▶ Required task
Return every line below as is, leaving out the pictures.

▶ Entries supplied
# # # #

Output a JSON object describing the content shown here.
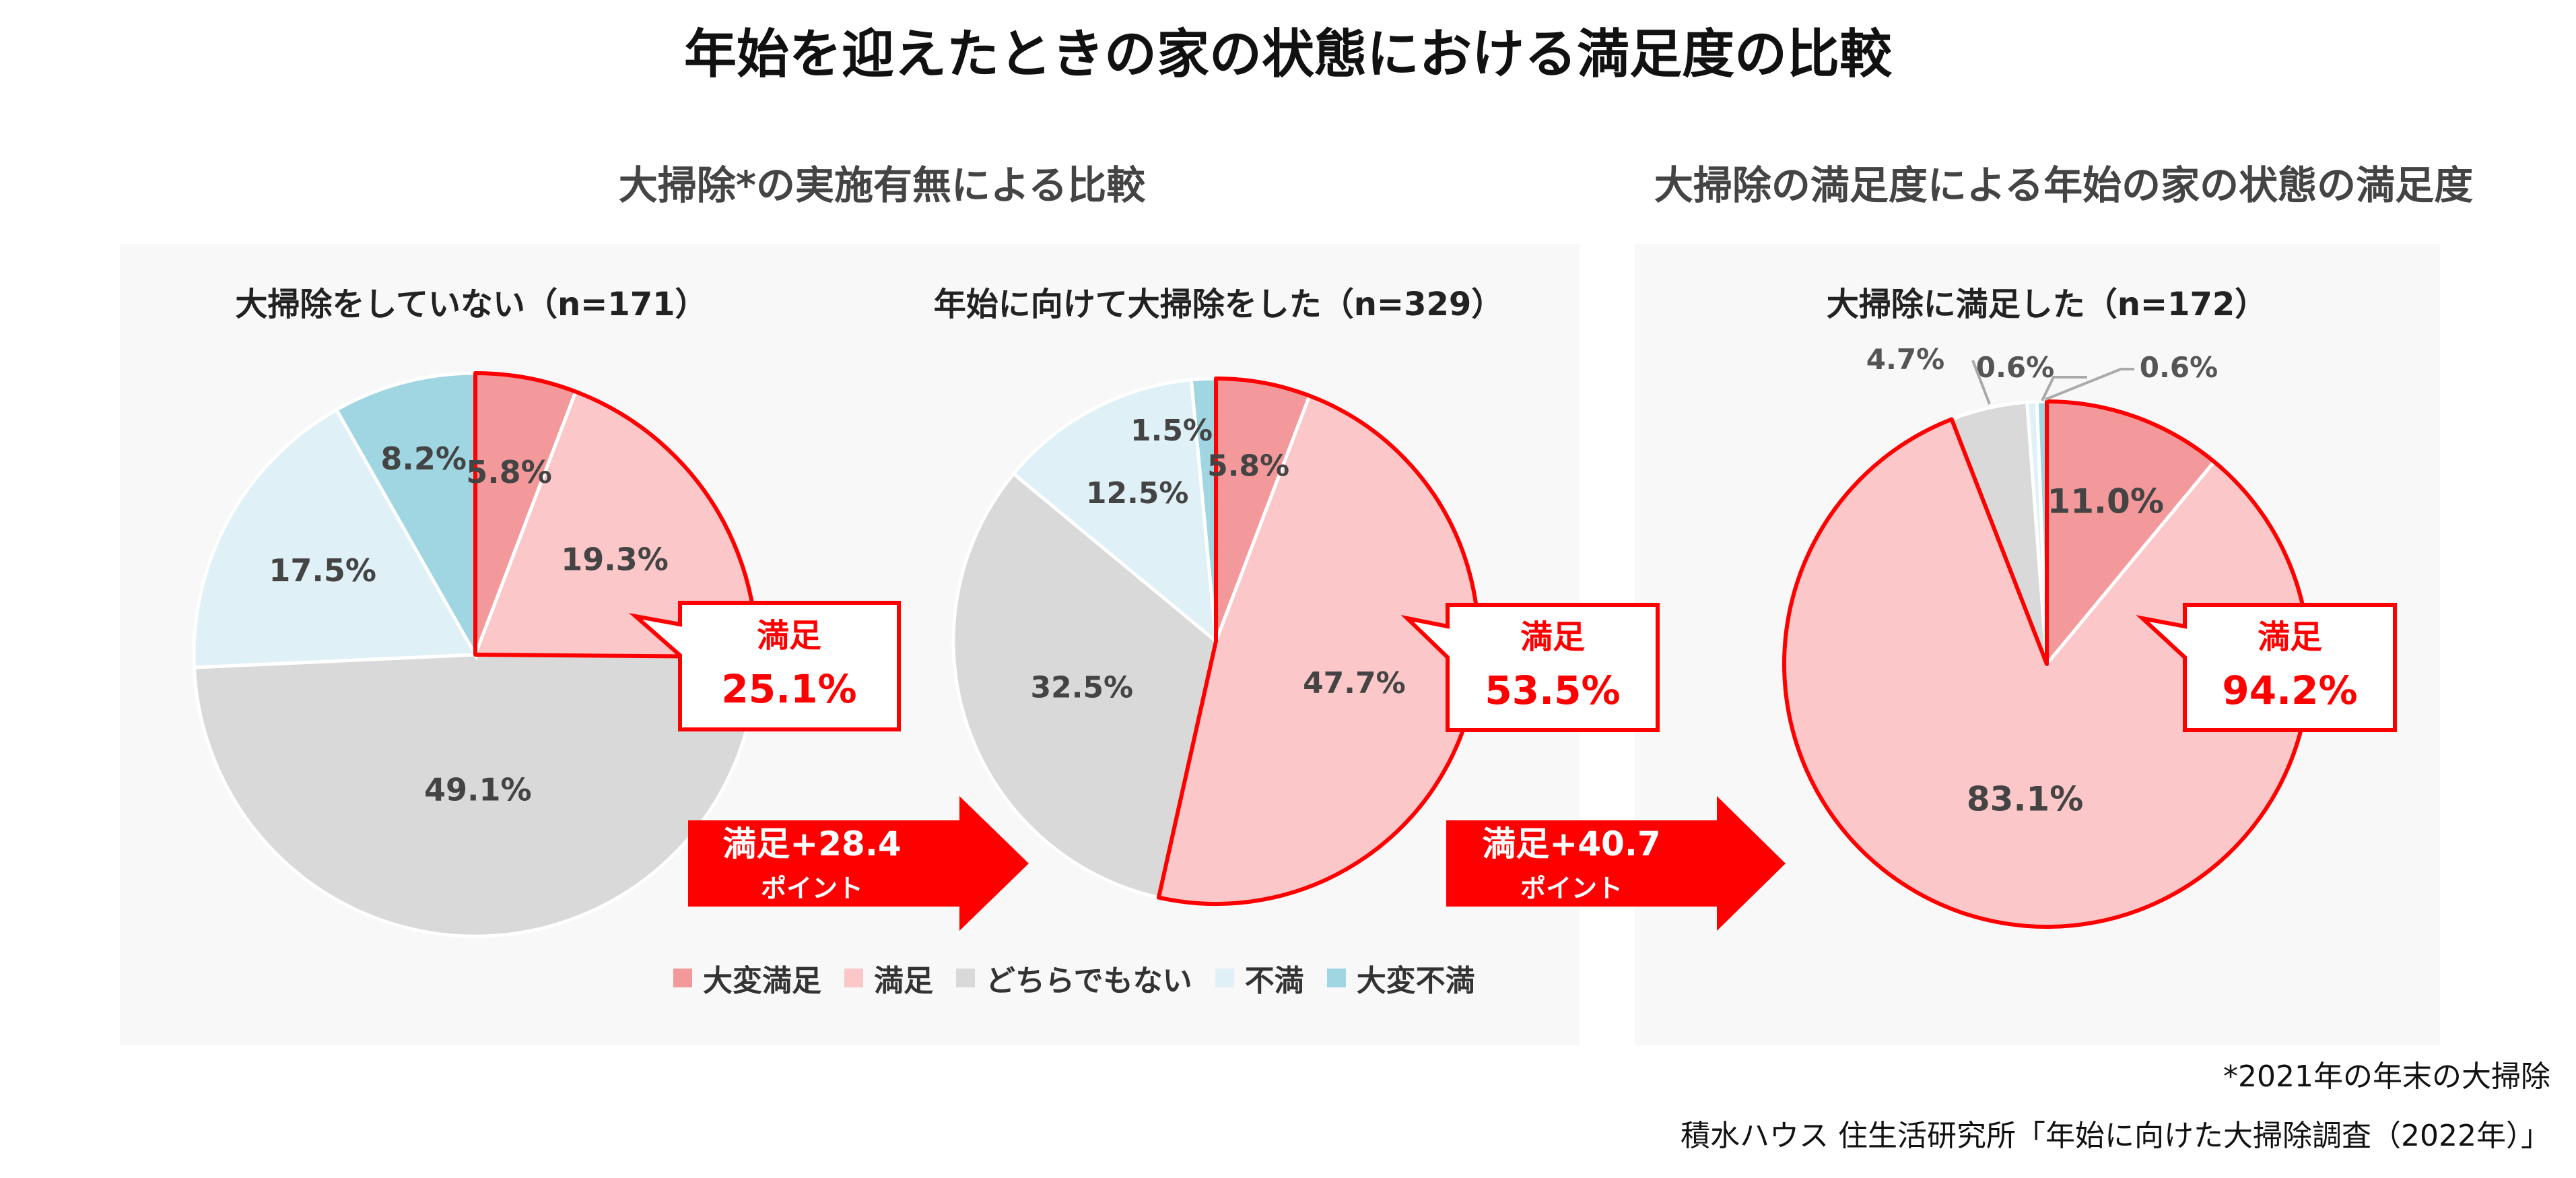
{
  "title": "年始を迎えたときの家の状態における満足度の比較",
  "sections": {
    "left": "大掃除*の実施有無による比較",
    "right": "大掃除の満足度による年始の家の状態の満足度"
  },
  "colors": {
    "very_satisfied": "#f4999b",
    "satisfied": "#fbc7c8",
    "neutral": "#d9d9d9",
    "dissatisfied": "#dff1f6",
    "very_dissatisfied": "#9fd6e2",
    "accent_red": "#ff0000"
  },
  "legend": [
    {
      "label": "大変満足",
      "color": "#f4999b"
    },
    {
      "label": "満足",
      "color": "#fbc7c8"
    },
    {
      "label": "どちらでもない",
      "color": "#d9d9d9"
    },
    {
      "label": "不満",
      "color": "#dff1f6"
    },
    {
      "label": "大変不満",
      "color": "#9fd6e2"
    }
  ],
  "chart_data": [
    {
      "type": "pie",
      "title": "大掃除をしていない（n=171）",
      "slices": [
        {
          "label": "大変満足",
          "value": 5.8,
          "display": "5.8%"
        },
        {
          "label": "満足",
          "value": 19.3,
          "display": "19.3%"
        },
        {
          "label": "どちらでもない",
          "value": 49.1,
          "display": "49.1%"
        },
        {
          "label": "不満",
          "value": 17.5,
          "display": "17.5%"
        },
        {
          "label": "大変不満",
          "value": 8.2,
          "display": "8.2%"
        }
      ],
      "callout": {
        "label": "満足",
        "value": "25.1%"
      }
    },
    {
      "type": "pie",
      "title": "年始に向けて大掃除をした（n=329）",
      "slices": [
        {
          "label": "大変満足",
          "value": 5.8,
          "display": "5.8%"
        },
        {
          "label": "満足",
          "value": 47.7,
          "display": "47.7%"
        },
        {
          "label": "どちらでもない",
          "value": 32.5,
          "display": "32.5%"
        },
        {
          "label": "不満",
          "value": 12.5,
          "display": "12.5%"
        },
        {
          "label": "大変不満",
          "value": 1.5,
          "display": "1.5%"
        }
      ],
      "callout": {
        "label": "満足",
        "value": "53.5%"
      }
    },
    {
      "type": "pie",
      "title": "大掃除に満足した（n=172）",
      "slices": [
        {
          "label": "大変満足",
          "value": 11.0,
          "display": "11.0%"
        },
        {
          "label": "満足",
          "value": 83.1,
          "display": "83.1%"
        },
        {
          "label": "どちらでもない",
          "value": 4.7,
          "display": "4.7%"
        },
        {
          "label": "不満",
          "value": 0.6,
          "display": "0.6%"
        },
        {
          "label": "大変不満",
          "value": 0.6,
          "display": "0.6%"
        }
      ],
      "callout": {
        "label": "満足",
        "value": "94.2%"
      }
    }
  ],
  "arrows": [
    {
      "line1": "満足+28.4",
      "line2": "ポイント"
    },
    {
      "line1": "満足+40.7",
      "line2": "ポイント"
    }
  ],
  "footnote": "*2021年の年末の大掃除",
  "source": "積水ハウス 住生活研究所「年始に向けた大掃除調査（2022年）」"
}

# # # #

▶ Answer below
Output a JSON object describing the content shown here.
{
  "title": "年始を迎えたときの家の状態における満足度の比較",
  "sections": {
    "left": "大掃除*の実施有無による比較",
    "right": "大掃除の満足度による年始の家の状態の満足度"
  },
  "colors": {
    "very_satisfied": "#f4999b",
    "satisfied": "#fbc7c8",
    "neutral": "#d9d9d9",
    "dissatisfied": "#dff1f6",
    "very_dissatisfied": "#9fd6e2",
    "accent_red": "#ff0000"
  },
  "legend": [
    {
      "label": "大変満足",
      "color": "#f4999b"
    },
    {
      "label": "満足",
      "color": "#fbc7c8"
    },
    {
      "label": "どちらでもない",
      "color": "#d9d9d9"
    },
    {
      "label": "不満",
      "color": "#dff1f6"
    },
    {
      "label": "大変不満",
      "color": "#9fd6e2"
    }
  ],
  "chart_data": [
    {
      "type": "pie",
      "title": "大掃除をしていない（n=171）",
      "slices": [
        {
          "label": "大変満足",
          "value": 5.8,
          "display": "5.8%"
        },
        {
          "label": "満足",
          "value": 19.3,
          "display": "19.3%"
        },
        {
          "label": "どちらでもない",
          "value": 49.1,
          "display": "49.1%"
        },
        {
          "label": "不満",
          "value": 17.5,
          "display": "17.5%"
        },
        {
          "label": "大変不満",
          "value": 8.2,
          "display": "8.2%"
        }
      ],
      "callout": {
        "label": "満足",
        "value": "25.1%"
      }
    },
    {
      "type": "pie",
      "title": "年始に向けて大掃除をした（n=329）",
      "slices": [
        {
          "label": "大変満足",
          "value": 5.8,
          "display": "5.8%"
        },
        {
          "label": "満足",
          "value": 47.7,
          "display": "47.7%"
        },
        {
          "label": "どちらでもない",
          "value": 32.5,
          "display": "32.5%"
        },
        {
          "label": "不満",
          "value": 12.5,
          "display": "12.5%"
        },
        {
          "label": "大変不満",
          "value": 1.5,
          "display": "1.5%"
        }
      ],
      "callout": {
        "label": "満足",
        "value": "53.5%"
      }
    },
    {
      "type": "pie",
      "title": "大掃除に満足した（n=172）",
      "slices": [
        {
          "label": "大変満足",
          "value": 11.0,
          "display": "11.0%"
        },
        {
          "label": "満足",
          "value": 83.1,
          "display": "83.1%"
        },
        {
          "label": "どちらでもない",
          "value": 4.7,
          "display": "4.7%"
        },
        {
          "label": "不満",
          "value": 0.6,
          "display": "0.6%"
        },
        {
          "label": "大変不満",
          "value": 0.6,
          "display": "0.6%"
        }
      ],
      "callout": {
        "label": "満足",
        "value": "94.2%"
      }
    }
  ],
  "arrows": [
    {
      "line1": "満足+28.4",
      "line2": "ポイント"
    },
    {
      "line1": "満足+40.7",
      "line2": "ポイント"
    }
  ],
  "footnote": "*2021年の年末の大掃除",
  "source": "積水ハウス 住生活研究所「年始に向けた大掃除調査（2022年）」"
}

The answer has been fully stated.